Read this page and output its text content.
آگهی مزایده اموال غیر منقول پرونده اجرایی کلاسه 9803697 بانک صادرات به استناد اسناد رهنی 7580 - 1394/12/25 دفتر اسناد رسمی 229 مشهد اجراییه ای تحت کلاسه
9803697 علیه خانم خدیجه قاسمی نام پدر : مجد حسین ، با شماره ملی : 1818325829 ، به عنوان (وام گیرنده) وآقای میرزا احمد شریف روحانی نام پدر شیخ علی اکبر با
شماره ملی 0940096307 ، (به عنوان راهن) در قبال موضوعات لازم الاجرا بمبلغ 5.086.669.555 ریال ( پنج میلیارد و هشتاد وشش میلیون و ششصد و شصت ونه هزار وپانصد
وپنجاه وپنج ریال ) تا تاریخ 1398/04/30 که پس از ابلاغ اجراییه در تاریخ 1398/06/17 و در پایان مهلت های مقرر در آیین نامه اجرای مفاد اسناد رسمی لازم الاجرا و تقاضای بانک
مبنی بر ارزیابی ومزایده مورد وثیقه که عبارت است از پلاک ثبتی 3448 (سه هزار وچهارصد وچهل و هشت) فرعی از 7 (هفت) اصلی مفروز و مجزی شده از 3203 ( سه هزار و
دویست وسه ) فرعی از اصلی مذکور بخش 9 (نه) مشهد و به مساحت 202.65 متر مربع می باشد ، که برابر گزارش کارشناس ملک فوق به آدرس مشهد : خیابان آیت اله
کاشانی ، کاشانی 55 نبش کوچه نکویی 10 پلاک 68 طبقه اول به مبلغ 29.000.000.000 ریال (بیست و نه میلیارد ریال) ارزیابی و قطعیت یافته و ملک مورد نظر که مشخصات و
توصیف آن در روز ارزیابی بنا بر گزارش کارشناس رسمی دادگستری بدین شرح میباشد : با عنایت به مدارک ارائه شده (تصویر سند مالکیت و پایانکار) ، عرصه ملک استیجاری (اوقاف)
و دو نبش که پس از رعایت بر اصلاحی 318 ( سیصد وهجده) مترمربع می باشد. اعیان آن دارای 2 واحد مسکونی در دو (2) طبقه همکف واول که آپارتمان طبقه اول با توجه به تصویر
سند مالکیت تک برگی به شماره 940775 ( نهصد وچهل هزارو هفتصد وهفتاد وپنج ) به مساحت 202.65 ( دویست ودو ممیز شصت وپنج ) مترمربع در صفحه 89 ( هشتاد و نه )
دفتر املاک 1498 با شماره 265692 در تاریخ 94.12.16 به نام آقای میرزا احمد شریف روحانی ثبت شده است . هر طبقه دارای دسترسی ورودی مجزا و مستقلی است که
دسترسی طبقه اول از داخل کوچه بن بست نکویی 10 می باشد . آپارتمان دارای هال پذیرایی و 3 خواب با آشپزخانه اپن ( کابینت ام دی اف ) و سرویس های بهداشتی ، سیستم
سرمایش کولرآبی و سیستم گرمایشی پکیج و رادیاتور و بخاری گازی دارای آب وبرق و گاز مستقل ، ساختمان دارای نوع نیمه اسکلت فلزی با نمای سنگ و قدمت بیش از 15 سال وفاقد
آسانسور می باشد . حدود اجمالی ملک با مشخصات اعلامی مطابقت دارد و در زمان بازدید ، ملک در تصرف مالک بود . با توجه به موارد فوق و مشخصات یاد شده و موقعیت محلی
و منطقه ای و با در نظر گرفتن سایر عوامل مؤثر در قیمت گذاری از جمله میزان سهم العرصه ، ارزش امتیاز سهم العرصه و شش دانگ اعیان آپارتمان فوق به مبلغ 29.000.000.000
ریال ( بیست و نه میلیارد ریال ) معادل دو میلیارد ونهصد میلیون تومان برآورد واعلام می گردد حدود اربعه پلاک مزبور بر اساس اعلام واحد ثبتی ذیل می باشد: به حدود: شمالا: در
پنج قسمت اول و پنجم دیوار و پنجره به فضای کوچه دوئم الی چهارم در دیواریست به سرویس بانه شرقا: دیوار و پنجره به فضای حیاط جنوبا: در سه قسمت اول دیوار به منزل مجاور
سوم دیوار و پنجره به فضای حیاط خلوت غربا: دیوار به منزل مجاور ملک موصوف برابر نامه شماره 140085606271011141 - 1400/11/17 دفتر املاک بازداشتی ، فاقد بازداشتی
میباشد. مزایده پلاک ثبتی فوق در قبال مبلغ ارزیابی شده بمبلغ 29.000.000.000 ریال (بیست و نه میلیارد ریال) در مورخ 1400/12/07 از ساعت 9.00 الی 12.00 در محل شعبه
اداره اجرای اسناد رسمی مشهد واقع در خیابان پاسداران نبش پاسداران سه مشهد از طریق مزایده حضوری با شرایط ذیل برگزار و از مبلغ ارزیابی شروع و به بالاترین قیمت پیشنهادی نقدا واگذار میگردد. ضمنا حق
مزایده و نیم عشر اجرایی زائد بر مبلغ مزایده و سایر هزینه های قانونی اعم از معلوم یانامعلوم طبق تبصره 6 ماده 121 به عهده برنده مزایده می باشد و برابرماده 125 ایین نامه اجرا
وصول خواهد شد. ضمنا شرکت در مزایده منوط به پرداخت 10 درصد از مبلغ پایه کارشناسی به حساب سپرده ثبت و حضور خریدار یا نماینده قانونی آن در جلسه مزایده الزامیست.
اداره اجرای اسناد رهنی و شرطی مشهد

Task description: Every entry must be output again, exactly as written above.

Result of this exercise:
Read this page and output its text content.
آگهی مزایده اموال غیر منقول پرونده اجرایی کلاسه 9803697 بانک صادرات به استناد اسناد رهنی 7580 - 1394/12/25 دفتر اسناد رسمی 229 مشهد اجراییه ای تحت کلاسه
9803697 علیه خانم خدیجه قاسمی نام پدر : مجد حسین ، با شماره ملی : 1818325829 ، به عنوان (وام گیرنده) وآقای میرزا احمد شریف روحانی نام پدر شیخ علی اکبر با
شماره ملی 0940096307 ، (به عنوان راهن) در قبال موضوعات لازم الاجرا بمبلغ 5.086.669.555 ریال ( پنج میلیارد و هشتاد وشش میلیون و ششصد و شصت ونه هزار وپانصد
وپنجاه وپنج ریال ) تا تاریخ 1398/04/30 که پس از ابلاغ اجراییه در تاریخ 1398/06/17 و در پایان مهلت های مقرر در آیین نامه اجرای مفاد اسناد رسمی لازم الاجرا و تقاضای بانک
مبنی بر ارزیابی ومزایده مورد وثیقه که عبارت است از پلاک ثبتی 3448 (سه هزار وچهارصد وچهل و هشت) فرعی از 7 (هفت) اصلی مفروز و مجزی شده از 3203 ( سه هزار و
دویست وسه ) فرعی از اصلی مذکور بخش 9 (نه) مشهد و به مساحت 202.65 متر مربع می باشد ، که برابر گزارش کارشناس ملک فوق به آدرس مشهد : خیابان آیت اله
کاشانی ، کاشانی 55 نبش کوچه نکویی 10 پلاک 68 طبقه اول به مبلغ 29.000.000.000 ریال (بیست و نه میلیارد ریال) ارزیابی و قطعیت یافته و ملک مورد نظر که مشخصات و
توصیف آن در روز ارزیابی بنا بر گزارش کارشناس رسمی دادگستری بدین شرح میباشد : با عنایت به مدارک ارائه شده (تصویر سند مالکیت و پایانکار) ، عرصه ملک استیجاری (اوقاف)
و دو نبش که پس از رعایت بر اصلاحی 318 ( سیصد وهجده) مترمربع می باشد. اعیان آن دارای 2 واحد مسکونی در دو (2) طبقه همکف واول که آپارتمان طبقه اول با توجه به تصویر
سند مالکیت تک برگی به شماره 940775 ( نهصد وچهل هزارو هفتصد وهفتاد وپنج ) به مساحت 202.65 ( دویست ودو ممیز شصت وپنج ) مترمربع در صفحه 89 ( هشتاد و نه )
دفتر املاک 1498 با شماره 265692 در تاریخ 94.12.16 به نام آقای میرزا احمد شریف روحانی ثبت شده است . هر طبقه دارای دسترسی ورودی مجزا و مستقلی است که
دسترسی طبقه اول از داخل کوچه بن بست نکویی 10 می باشد . آپارتمان دارای هال پذیرایی و 3 خواب با آشپزخانه اپن ( کابینت ام دی اف ) و سرویس های بهداشتی ، سیستم
سرمایش کولرآبی و سیستم گرمایشی پکیج و رادیاتور و بخاری گازی دارای آب وبرق و گاز مستقل ، ساختمان دارای نوع نیمه اسکلت فلزی با نمای سنگ و قدمت بیش از 15 سال وفاقد
آسانسور می باشد . حدود اجمالی ملک با مشخصات اعلامی مطابقت دارد و در زمان بازدید ، ملک در تصرف مالک بود . با توجه به موارد فوق و مشخصات یاد شده و موقعیت محلی
و منطقه ای و با در نظر گرفتن سایر عوامل مؤثر در قیمت گذاری از جمله میزان سهم العرصه ، ارزش امتیاز سهم العرصه و شش دانگ اعیان آپارتمان فوق به مبلغ 29.000.000.000
ریال ( بیست و نه میلیارد ریال ) معادل دو میلیارد ونهصد میلیون تومان برآورد واعلام می گردد حدود اربعه پلاک مزبور بر اساس اعلام واحد ثبتی ذیل می باشد: به حدود: شمالا: در
پنج قسمت اول و پنجم دیوار و پنجره به فضای کوچه دوئم الی چهارم در دیواریست به سرویس بانه شرقا: دیوار و پنجره به فضای حیاط جنوبا: در سه قسمت اول دیوار به منزل مجاور
سوم دیوار و پنجره به فضای حیاط خلوت غربا: دیوار به منزل مجاور ملک موصوف برابر نامه شماره 140085606271011141 - 1400/11/17 دفتر املاک بازداشتی ، فاقد بازداشتی
میباشد. مزایده پلاک ثبتی فوق در قبال مبلغ ارزیابی شده بمبلغ 29.000.000.000 ریال (بیست و نه میلیارد ریال) در مورخ 1400/12/07 از ساعت 9.00 الی 12.00 در محل شعبه
اداره اجرای اسناد رسمی مشهد واقع در خیابان پاسداران نبش پاسداران سه مشهد از طریق مزایده حضوری با شرایط ذیل برگزار و از مبلغ ارزیابی شروع و به بالاترین قیمت پیشنهادی نقدا واگذار میگردد. ضمنا حق
مزایده و نیم عشر اجرایی زائد بر مبلغ مزایده و سایر هزینه های قانونی اعم از معلوم یانامعلوم طبق تبصره 6 ماده 121 به عهده برنده مزایده می باشد و برابرماده 125 ایین نامه اجرا
وصول خواهد شد. ضمنا شرکت در مزایده منوط به پرداخت 10 درصد از مبلغ پایه کارشناسی به حساب سپرده ثبت و حضور خریدار یا نماینده قانونی آن در جلسه مزایده الزامیست.
اداره اجرای اسناد رهنی و شرطی مشهد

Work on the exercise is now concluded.